EXERCISE DIRECTIONS —
Transcribe each of the records below exactly, excluding all pictures.

DATA IN THIS EXERCISE —

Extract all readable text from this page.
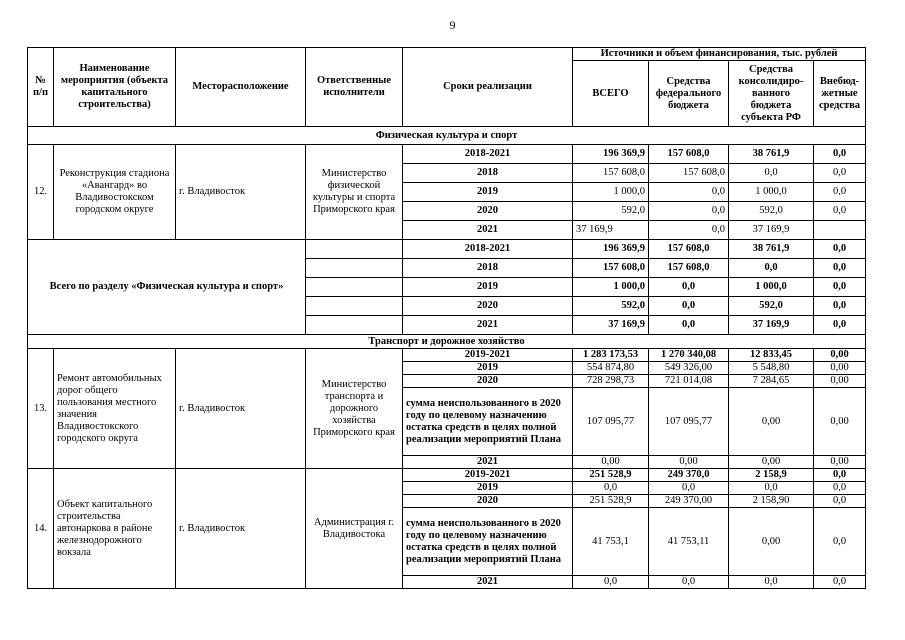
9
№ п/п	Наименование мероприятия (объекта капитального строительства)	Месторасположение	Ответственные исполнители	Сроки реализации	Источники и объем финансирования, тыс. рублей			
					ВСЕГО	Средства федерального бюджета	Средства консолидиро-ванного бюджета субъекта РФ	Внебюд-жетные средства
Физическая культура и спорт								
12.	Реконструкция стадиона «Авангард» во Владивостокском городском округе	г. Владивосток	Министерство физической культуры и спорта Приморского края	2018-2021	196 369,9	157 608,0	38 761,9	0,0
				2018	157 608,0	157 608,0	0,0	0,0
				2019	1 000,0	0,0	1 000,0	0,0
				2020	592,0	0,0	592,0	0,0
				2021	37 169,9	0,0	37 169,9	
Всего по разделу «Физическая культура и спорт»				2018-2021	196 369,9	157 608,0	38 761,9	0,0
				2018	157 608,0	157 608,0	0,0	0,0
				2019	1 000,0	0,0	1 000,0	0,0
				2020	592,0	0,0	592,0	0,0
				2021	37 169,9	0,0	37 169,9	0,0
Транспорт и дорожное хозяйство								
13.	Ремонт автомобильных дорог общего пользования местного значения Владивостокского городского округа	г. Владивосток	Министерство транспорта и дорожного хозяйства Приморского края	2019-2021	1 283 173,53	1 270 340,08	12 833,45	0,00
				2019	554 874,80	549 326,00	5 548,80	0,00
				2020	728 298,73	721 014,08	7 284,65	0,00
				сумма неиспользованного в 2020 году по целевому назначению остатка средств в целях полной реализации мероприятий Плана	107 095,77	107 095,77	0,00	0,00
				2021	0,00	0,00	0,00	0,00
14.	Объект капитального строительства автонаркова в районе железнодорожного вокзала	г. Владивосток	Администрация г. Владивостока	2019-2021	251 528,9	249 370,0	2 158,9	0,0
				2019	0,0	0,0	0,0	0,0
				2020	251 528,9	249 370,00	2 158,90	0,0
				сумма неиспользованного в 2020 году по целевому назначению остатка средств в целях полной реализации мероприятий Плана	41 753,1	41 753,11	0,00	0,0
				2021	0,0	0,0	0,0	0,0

EXERCISE ANSWER —
Extract all readable text from this page.
9
№ п/п	Наименование мероприятия (объекта капитального строительства)	Месторасположение	Ответственные исполнители	Сроки реализации	Источники и объем финансирования, тыс. рублей			
					ВСЕГО	Средства федерального бюджета	Средства консолидиро-ванного бюджета субъекта РФ	Внебюд-жетные средства
Физическая культура и спорт								
12.	Реконструкция стадиона «Авангард» во Владивостокском городском округе	г. Владивосток	Министерство физической культуры и спорта Приморского края	2018-2021	196 369,9	157 608,0	38 761,9	0,0
				2018	157 608,0	157 608,0	0,0	0,0
				2019	1 000,0	0,0	1 000,0	0,0
				2020	592,0	0,0	592,0	0,0
				2021	37 169,9	0,0	37 169,9	
Всего по разделу «Физическая культура и спорт»				2018-2021	196 369,9	157 608,0	38 761,9	0,0
				2018	157 608,0	157 608,0	0,0	0,0
				2019	1 000,0	0,0	1 000,0	0,0
				2020	592,0	0,0	592,0	0,0
				2021	37 169,9	0,0	37 169,9	0,0
Транспорт и дорожное хозяйство								
13.	Ремонт автомобильных дорог общего пользования местного значения Владивостокского городского округа	г. Владивосток	Министерство транспорта и дорожного хозяйства Приморского края	2019-2021	1 283 173,53	1 270 340,08	12 833,45	0,00
				2019	554 874,80	549 326,00	5 548,80	0,00
				2020	728 298,73	721 014,08	7 284,65	0,00
				сумма неиспользованного в 2020 году по целевому назначению остатка средств в целях полной реализации мероприятий Плана	107 095,77	107 095,77	0,00	0,00
				2021	0,00	0,00	0,00	0,00
14.	Объект капитального строительства автонаркова в районе железнодорожного вокзала	г. Владивосток	Администрация г. Владивостока	2019-2021	251 528,9	249 370,0	2 158,9	0,0
				2019	0,0	0,0	0,0	0,0
				2020	251 528,9	249 370,00	2 158,90	0,0
				сумма неиспользованного в 2020 году по целевому назначению остатка средств в целях полной реализации мероприятий Плана	41 753,1	41 753,11	0,00	0,0
				2021	0,0	0,0	0,0	0,0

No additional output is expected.